■ Supplied information
--

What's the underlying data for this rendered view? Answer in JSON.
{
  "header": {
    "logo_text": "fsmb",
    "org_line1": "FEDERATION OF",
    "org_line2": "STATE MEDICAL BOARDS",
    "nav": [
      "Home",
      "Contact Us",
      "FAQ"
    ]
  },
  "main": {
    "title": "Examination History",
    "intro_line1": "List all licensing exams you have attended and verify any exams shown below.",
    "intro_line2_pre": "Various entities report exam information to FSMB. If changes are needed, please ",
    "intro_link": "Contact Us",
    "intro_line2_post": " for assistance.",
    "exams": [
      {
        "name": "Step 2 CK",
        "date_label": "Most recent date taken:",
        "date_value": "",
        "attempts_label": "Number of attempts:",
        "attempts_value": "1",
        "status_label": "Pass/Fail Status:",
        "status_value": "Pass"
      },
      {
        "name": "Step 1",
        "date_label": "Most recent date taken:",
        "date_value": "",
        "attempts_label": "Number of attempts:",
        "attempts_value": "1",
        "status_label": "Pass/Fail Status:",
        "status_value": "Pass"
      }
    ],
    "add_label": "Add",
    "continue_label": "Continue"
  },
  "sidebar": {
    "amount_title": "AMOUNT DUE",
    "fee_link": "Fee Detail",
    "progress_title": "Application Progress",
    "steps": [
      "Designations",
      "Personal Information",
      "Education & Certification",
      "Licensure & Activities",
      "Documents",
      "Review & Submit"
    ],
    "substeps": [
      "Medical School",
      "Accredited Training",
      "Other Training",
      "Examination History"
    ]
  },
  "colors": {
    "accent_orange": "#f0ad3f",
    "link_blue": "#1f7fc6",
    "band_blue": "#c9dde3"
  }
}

--

Reproduce the material in full, with no word added or dropped.

■ Reply to the exercise
What's the underlying data for this rendered view? Answer in JSON.
{
  "header": {
    "logo_text": "fsmb",
    "org_line1": "FEDERATION OF",
    "org_line2": "STATE MEDICAL BOARDS",
    "nav": [
      "Home",
      "Contact Us",
      "FAQ"
    ]
  },
  "main": {
    "title": "Examination History",
    "intro_line1": "List all licensing exams you have attended and verify any exams shown below.",
    "intro_line2_pre": "Various entities report exam information to FSMB. If changes are needed, please ",
    "intro_link": "Contact Us",
    "intro_line2_post": " for assistance.",
    "exams": [
      {
        "name": "Step 2 CK",
        "date_label": "Most recent date taken:",
        "date_value": "",
        "attempts_label": "Number of attempts:",
        "attempts_value": "1",
        "status_label": "Pass/Fail Status:",
        "status_value": "Pass"
      },
      {
        "name": "Step 1",
        "date_label": "Most recent date taken:",
        "date_value": "",
        "attempts_label": "Number of attempts:",
        "attempts_value": "1",
        "status_label": "Pass/Fail Status:",
        "status_value": "Pass"
      }
    ],
    "add_label": "Add",
    "continue_label": "Continue"
  },
  "sidebar": {
    "amount_title": "AMOUNT DUE",
    "fee_link": "Fee Detail",
    "progress_title": "Application Progress",
    "steps": [
      "Designations",
      "Personal Information",
      "Education & Certification",
      "Licensure & Activities",
      "Documents",
      "Review & Submit"
    ],
    "substeps": [
      "Medical School",
      "Accredited Training",
      "Other Training",
      "Examination History"
    ]
  },
  "colors": {
    "accent_orange": "#f0ad3f",
    "link_blue": "#1f7fc6",
    "band_blue": "#c9dde3"
  }
}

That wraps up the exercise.